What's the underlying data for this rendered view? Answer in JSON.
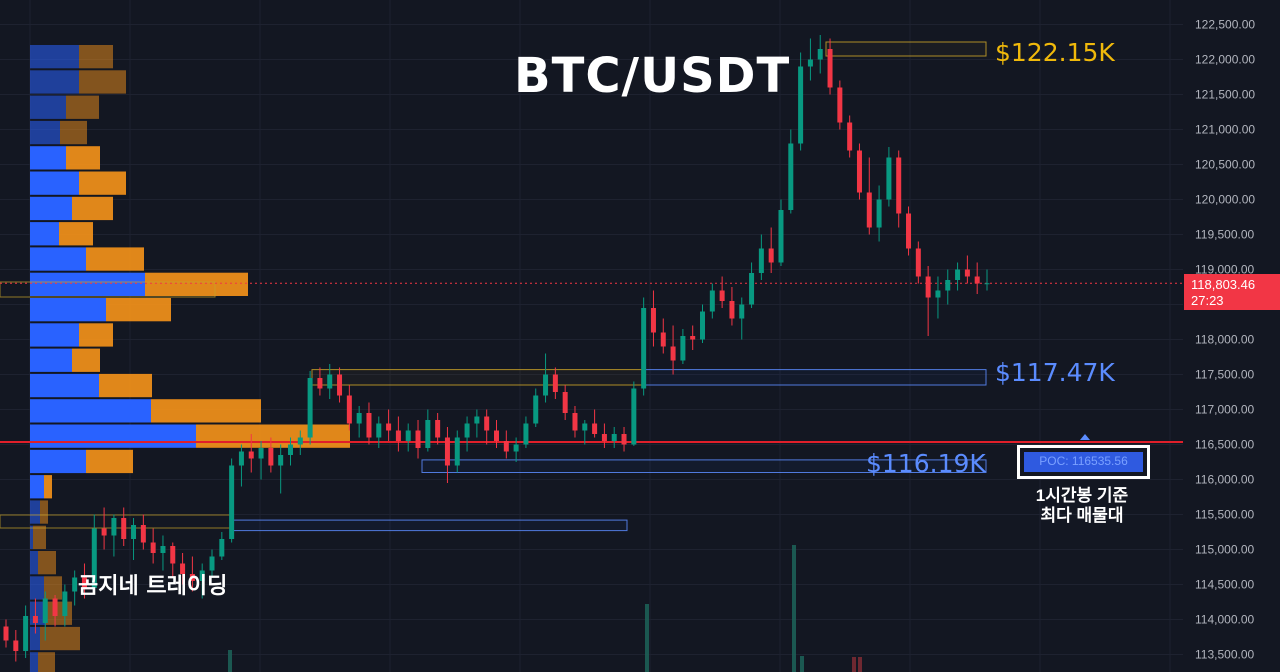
{
  "chart_title": "BTC/USDT",
  "watermark": "곰지네 트레이딩",
  "annotations": {
    "top_level": "$122.15K",
    "mid_level": "$117.47K",
    "low_level": "$116.19K",
    "poc_label": "POC: 116535.56",
    "poc_note_line1": "1시간봉 기준",
    "poc_note_line2": "최다 매물대"
  },
  "price_tag": {
    "price": "118,803.46",
    "countdown": "27:23"
  },
  "colors": {
    "background": "#131722",
    "up": "#089981",
    "down": "#f23645",
    "profile_buy": "#2962ff",
    "profile_sell": "#f7931a",
    "gold_text": "#f0b90b",
    "blue_text": "#5b8cff",
    "poc_line": "#e01f2a"
  },
  "chart_data": {
    "type": "candlestick",
    "symbol": "BTC/USDT",
    "timeframe": "1h",
    "y_axis": {
      "min": 113250,
      "max": 122850,
      "tick_labels": [
        "113,500.00",
        "114,000.00",
        "114,500.00",
        "115,000.00",
        "115,500.00",
        "116,000.00",
        "116,500.00",
        "117,000.00",
        "117,500.00",
        "118,000.00",
        "118,500.00",
        "119,000.00",
        "119,500.00",
        "120,000.00",
        "120,500.00",
        "121,000.00",
        "121,500.00",
        "122,000.00",
        "122,500.00"
      ]
    },
    "last_price": 118803.46,
    "poc_price": 116535.56,
    "levels": [
      {
        "label": "$122.15K",
        "from": 122050,
        "to": 122250
      },
      {
        "label": "$117.47K",
        "from": 117350,
        "to": 117570
      },
      {
        "label": "$116.19K",
        "from": 116100,
        "to": 116280
      },
      {
        "from": 115270,
        "to": 115420
      }
    ],
    "ohlc": [
      [
        113900,
        114000,
        113600,
        113700
      ],
      [
        113700,
        113850,
        113400,
        113550
      ],
      [
        113550,
        114200,
        113450,
        114050
      ],
      [
        114050,
        114300,
        113800,
        113950
      ],
      [
        113950,
        114400,
        113700,
        114300
      ],
      [
        114300,
        114350,
        113900,
        114050
      ],
      [
        114050,
        114500,
        113900,
        114400
      ],
      [
        114400,
        114700,
        114200,
        114600
      ],
      [
        114600,
        114800,
        114300,
        114450
      ],
      [
        114450,
        115500,
        114400,
        115300
      ],
      [
        115300,
        115600,
        115000,
        115200
      ],
      [
        115200,
        115500,
        114900,
        115450
      ],
      [
        115450,
        115600,
        115050,
        115150
      ],
      [
        115150,
        115450,
        114850,
        115350
      ],
      [
        115350,
        115500,
        115000,
        115100
      ],
      [
        115100,
        115300,
        114800,
        114950
      ],
      [
        114950,
        115200,
        114700,
        115050
      ],
      [
        115050,
        115100,
        114600,
        114800
      ],
      [
        114800,
        114950,
        114500,
        114650
      ],
      [
        114650,
        114900,
        114400,
        114550
      ],
      [
        114550,
        114800,
        114300,
        114700
      ],
      [
        114700,
        115000,
        114600,
        114900
      ],
      [
        114900,
        115250,
        114850,
        115150
      ],
      [
        115150,
        116300,
        115100,
        116200
      ],
      [
        116200,
        116500,
        115900,
        116400
      ],
      [
        116400,
        116650,
        116100,
        116300
      ],
      [
        116300,
        116550,
        116000,
        116450
      ],
      [
        116450,
        116600,
        116100,
        116200
      ],
      [
        116200,
        116500,
        115800,
        116350
      ],
      [
        116350,
        116600,
        116200,
        116500
      ],
      [
        116500,
        116700,
        116350,
        116600
      ],
      [
        116600,
        117550,
        116500,
        117450
      ],
      [
        117450,
        117600,
        117200,
        117300
      ],
      [
        117300,
        117650,
        117150,
        117500
      ],
      [
        117500,
        117600,
        117100,
        117200
      ],
      [
        117200,
        117350,
        116700,
        116800
      ],
      [
        116800,
        117050,
        116600,
        116950
      ],
      [
        116950,
        117100,
        116500,
        116600
      ],
      [
        116600,
        116900,
        116450,
        116800
      ],
      [
        116800,
        117000,
        116550,
        116700
      ],
      [
        116700,
        116900,
        116400,
        116550
      ],
      [
        116550,
        116800,
        116400,
        116700
      ],
      [
        116700,
        116850,
        116300,
        116450
      ],
      [
        116450,
        117000,
        116400,
        116850
      ],
      [
        116850,
        116950,
        116500,
        116600
      ],
      [
        116600,
        116750,
        115950,
        116200
      ],
      [
        116200,
        116700,
        116100,
        116600
      ],
      [
        116600,
        116900,
        116400,
        116800
      ],
      [
        116800,
        117000,
        116600,
        116900
      ],
      [
        116900,
        117000,
        116500,
        116700
      ],
      [
        116700,
        116850,
        116450,
        116550
      ],
      [
        116550,
        116700,
        116300,
        116400
      ],
      [
        116400,
        116600,
        116250,
        116500
      ],
      [
        116500,
        116900,
        116450,
        116800
      ],
      [
        116800,
        117300,
        116750,
        117200
      ],
      [
        117200,
        117800,
        117100,
        117500
      ],
      [
        117500,
        117600,
        117150,
        117250
      ],
      [
        117250,
        117350,
        116850,
        116950
      ],
      [
        116950,
        117050,
        116600,
        116700
      ],
      [
        116700,
        116850,
        116500,
        116800
      ],
      [
        116800,
        117000,
        116600,
        116650
      ],
      [
        116650,
        116800,
        116450,
        116550
      ],
      [
        116550,
        116750,
        116450,
        116650
      ],
      [
        116650,
        116750,
        116400,
        116500
      ],
      [
        116500,
        117400,
        116480,
        117300
      ],
      [
        117300,
        118600,
        117200,
        118450
      ],
      [
        118450,
        118700,
        117900,
        118100
      ],
      [
        118100,
        118300,
        117800,
        117900
      ],
      [
        117900,
        118200,
        117500,
        117700
      ],
      [
        117700,
        118150,
        117650,
        118050
      ],
      [
        118050,
        118200,
        117850,
        118000
      ],
      [
        118000,
        118500,
        117950,
        118400
      ],
      [
        118400,
        118800,
        118300,
        118700
      ],
      [
        118700,
        118900,
        118450,
        118550
      ],
      [
        118550,
        118750,
        118200,
        118300
      ],
      [
        118300,
        118600,
        118000,
        118500
      ],
      [
        118500,
        119100,
        118450,
        118950
      ],
      [
        118950,
        119500,
        118850,
        119300
      ],
      [
        119300,
        119600,
        118950,
        119100
      ],
      [
        119100,
        120000,
        119050,
        119850
      ],
      [
        119850,
        121000,
        119800,
        120800
      ],
      [
        120800,
        122100,
        120700,
        121900
      ],
      [
        121900,
        122300,
        121700,
        122000
      ],
      [
        122000,
        122350,
        121800,
        122150
      ],
      [
        122150,
        122300,
        121500,
        121600
      ],
      [
        121600,
        121700,
        121000,
        121100
      ],
      [
        121100,
        121200,
        120600,
        120700
      ],
      [
        120700,
        120800,
        120000,
        120100
      ],
      [
        120100,
        120600,
        119500,
        119600
      ],
      [
        119600,
        120200,
        119400,
        120000
      ],
      [
        120000,
        120750,
        119900,
        120600
      ],
      [
        120600,
        120700,
        119600,
        119800
      ],
      [
        119800,
        119900,
        119200,
        119300
      ],
      [
        119300,
        119400,
        118800,
        118900
      ],
      [
        118900,
        119050,
        118050,
        118600
      ],
      [
        118600,
        118900,
        118300,
        118700
      ],
      [
        118700,
        119000,
        118500,
        118850
      ],
      [
        118850,
        119100,
        118700,
        119000
      ],
      [
        119000,
        119200,
        118800,
        118900
      ],
      [
        118900,
        119100,
        118650,
        118800
      ],
      [
        118800,
        119000,
        118700,
        118803.46
      ]
    ]
  }
}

************

Pick out each line in the material containing "USDT".

  "chart_title": "BTC/USDT",
    "symbol": "BTC/USDT",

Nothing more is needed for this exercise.